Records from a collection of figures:
■ ■ ■

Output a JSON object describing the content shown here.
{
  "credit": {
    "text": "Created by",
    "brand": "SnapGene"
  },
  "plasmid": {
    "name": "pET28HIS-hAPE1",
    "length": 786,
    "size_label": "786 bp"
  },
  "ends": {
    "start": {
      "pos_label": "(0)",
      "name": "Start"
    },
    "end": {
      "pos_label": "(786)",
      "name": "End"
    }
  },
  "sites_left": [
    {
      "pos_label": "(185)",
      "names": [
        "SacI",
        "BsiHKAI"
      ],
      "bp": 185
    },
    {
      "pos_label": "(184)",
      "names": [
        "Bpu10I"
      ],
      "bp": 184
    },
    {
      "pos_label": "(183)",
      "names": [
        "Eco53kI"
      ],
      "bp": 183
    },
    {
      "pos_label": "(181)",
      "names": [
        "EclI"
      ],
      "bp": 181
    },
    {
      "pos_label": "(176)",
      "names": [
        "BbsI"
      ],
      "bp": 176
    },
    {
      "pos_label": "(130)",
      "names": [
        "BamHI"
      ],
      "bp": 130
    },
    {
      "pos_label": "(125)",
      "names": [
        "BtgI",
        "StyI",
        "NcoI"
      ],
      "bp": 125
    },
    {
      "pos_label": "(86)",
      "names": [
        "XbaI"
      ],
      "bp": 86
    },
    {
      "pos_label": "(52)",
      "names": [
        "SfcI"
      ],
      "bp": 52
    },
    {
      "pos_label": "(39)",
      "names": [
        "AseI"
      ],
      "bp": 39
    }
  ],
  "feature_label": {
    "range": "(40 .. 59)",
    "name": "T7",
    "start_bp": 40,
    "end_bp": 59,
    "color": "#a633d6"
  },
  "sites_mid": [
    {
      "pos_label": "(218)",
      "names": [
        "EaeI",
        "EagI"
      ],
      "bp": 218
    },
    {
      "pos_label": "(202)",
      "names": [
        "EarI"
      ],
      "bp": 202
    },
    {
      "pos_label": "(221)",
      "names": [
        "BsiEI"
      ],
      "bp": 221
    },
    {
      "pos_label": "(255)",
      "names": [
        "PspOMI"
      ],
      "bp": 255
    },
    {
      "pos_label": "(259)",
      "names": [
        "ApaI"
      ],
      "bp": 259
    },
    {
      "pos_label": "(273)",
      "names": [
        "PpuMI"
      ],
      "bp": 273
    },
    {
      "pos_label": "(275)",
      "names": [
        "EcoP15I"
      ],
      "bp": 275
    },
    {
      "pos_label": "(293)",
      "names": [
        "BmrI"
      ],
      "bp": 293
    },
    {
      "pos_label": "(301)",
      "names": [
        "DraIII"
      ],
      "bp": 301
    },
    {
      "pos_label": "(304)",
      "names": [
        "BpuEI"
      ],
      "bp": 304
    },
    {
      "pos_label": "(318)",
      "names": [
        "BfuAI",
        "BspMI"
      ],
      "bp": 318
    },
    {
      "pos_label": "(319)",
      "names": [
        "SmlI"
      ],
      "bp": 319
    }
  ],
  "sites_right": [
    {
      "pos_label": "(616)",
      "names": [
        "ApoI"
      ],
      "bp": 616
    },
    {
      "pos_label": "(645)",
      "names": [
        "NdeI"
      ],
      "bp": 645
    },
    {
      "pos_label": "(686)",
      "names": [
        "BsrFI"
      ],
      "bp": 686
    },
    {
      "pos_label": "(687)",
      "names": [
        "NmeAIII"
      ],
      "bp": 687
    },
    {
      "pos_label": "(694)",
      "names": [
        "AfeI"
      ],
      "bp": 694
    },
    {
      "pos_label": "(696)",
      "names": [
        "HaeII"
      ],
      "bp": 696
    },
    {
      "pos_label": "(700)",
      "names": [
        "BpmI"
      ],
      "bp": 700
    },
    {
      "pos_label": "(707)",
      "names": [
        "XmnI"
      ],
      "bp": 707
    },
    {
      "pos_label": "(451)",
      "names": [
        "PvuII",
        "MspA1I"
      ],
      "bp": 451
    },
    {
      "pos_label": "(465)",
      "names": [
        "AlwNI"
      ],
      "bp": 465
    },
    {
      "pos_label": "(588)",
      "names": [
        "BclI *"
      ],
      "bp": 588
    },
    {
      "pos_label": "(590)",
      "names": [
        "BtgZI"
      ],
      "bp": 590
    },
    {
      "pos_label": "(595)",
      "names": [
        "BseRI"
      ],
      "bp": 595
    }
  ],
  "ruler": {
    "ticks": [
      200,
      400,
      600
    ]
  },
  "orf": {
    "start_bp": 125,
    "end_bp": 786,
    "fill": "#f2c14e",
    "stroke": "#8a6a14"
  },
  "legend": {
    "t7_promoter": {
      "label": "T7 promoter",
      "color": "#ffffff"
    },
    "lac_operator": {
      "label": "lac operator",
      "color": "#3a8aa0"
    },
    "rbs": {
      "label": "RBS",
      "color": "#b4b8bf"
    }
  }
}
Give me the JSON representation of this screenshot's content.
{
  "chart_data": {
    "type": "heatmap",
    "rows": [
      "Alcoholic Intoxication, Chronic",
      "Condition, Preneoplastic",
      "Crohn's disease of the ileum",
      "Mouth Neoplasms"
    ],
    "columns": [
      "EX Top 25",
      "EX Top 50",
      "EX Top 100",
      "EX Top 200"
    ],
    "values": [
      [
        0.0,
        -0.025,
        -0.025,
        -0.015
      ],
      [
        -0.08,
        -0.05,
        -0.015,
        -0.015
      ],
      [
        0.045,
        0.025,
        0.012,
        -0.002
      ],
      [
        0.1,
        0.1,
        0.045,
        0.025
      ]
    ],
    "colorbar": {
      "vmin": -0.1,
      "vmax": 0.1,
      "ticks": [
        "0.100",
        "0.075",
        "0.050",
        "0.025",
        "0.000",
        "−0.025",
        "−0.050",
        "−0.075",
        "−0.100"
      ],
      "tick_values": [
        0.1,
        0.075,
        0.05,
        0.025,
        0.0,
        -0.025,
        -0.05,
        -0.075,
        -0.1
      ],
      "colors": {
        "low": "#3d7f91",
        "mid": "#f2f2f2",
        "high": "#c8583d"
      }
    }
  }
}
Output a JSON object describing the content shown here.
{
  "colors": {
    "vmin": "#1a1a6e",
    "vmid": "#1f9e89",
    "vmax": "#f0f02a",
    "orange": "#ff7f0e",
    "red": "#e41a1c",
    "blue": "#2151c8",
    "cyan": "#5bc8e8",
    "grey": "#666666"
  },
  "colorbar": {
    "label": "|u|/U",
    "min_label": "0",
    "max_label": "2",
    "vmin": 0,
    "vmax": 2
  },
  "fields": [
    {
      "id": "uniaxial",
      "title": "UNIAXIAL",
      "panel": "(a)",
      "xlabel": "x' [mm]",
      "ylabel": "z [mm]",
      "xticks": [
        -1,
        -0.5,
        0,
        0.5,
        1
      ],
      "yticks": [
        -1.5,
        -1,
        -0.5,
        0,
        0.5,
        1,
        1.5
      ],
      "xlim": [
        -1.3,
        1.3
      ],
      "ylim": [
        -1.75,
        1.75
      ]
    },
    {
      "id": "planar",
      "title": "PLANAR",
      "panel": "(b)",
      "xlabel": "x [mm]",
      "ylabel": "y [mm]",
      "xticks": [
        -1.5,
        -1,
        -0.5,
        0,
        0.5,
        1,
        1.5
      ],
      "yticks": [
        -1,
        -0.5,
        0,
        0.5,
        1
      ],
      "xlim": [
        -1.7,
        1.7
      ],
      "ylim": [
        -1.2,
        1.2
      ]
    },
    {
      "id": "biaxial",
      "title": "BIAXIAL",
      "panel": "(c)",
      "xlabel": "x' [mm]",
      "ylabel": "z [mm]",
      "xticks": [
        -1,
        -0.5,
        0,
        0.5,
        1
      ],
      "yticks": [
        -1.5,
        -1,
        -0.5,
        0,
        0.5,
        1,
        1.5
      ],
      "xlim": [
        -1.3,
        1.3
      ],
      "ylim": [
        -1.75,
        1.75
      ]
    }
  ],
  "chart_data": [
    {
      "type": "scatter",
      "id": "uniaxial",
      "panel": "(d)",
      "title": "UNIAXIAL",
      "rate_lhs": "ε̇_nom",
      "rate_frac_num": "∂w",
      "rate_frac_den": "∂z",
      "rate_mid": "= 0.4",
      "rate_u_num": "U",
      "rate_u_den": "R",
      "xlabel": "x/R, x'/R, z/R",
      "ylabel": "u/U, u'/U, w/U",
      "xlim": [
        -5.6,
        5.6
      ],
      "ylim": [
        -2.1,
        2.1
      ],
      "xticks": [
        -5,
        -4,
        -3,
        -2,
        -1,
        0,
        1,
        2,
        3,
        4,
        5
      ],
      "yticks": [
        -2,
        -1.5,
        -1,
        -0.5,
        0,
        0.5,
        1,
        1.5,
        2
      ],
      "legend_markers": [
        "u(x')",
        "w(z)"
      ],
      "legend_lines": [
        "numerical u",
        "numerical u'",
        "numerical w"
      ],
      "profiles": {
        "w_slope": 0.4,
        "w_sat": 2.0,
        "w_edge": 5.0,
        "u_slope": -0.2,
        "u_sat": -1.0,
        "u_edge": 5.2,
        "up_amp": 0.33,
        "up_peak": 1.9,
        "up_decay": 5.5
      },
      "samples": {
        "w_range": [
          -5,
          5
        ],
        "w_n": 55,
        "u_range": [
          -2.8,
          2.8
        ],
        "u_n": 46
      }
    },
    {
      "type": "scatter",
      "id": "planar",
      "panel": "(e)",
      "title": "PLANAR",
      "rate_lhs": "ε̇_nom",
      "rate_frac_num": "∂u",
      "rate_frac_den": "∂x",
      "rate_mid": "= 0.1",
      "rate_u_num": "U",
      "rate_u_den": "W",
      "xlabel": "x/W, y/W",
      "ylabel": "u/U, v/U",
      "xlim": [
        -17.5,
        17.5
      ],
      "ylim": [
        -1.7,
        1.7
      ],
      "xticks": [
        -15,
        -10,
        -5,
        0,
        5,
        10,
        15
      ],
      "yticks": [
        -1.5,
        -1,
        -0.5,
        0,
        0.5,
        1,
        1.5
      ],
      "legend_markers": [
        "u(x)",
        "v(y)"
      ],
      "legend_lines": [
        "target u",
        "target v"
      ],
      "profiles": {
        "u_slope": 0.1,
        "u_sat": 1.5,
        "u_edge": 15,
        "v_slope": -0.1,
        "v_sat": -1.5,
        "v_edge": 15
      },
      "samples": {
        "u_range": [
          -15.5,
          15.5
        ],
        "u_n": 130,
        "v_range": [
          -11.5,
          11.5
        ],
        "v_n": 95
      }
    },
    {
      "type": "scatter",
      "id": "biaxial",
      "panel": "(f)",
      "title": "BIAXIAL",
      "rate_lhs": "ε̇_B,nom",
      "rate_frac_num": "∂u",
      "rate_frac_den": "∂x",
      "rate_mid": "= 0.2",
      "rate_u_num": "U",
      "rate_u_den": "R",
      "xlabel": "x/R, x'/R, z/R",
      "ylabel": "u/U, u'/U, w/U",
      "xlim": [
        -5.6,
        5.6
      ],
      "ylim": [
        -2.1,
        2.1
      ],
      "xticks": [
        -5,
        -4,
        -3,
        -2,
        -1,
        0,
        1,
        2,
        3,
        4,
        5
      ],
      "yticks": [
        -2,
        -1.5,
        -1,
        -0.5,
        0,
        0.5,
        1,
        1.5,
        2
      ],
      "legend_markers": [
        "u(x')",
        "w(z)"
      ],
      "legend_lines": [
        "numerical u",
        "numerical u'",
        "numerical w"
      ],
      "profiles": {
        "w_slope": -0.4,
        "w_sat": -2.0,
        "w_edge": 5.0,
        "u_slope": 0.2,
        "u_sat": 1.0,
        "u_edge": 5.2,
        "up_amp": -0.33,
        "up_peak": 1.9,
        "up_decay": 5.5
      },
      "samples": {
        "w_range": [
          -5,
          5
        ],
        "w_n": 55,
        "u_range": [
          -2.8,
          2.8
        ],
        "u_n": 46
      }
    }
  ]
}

■ ■ ■

- The request -
Check each line above for the word "panel" and say how many have it, with nothing else.

- Output -
6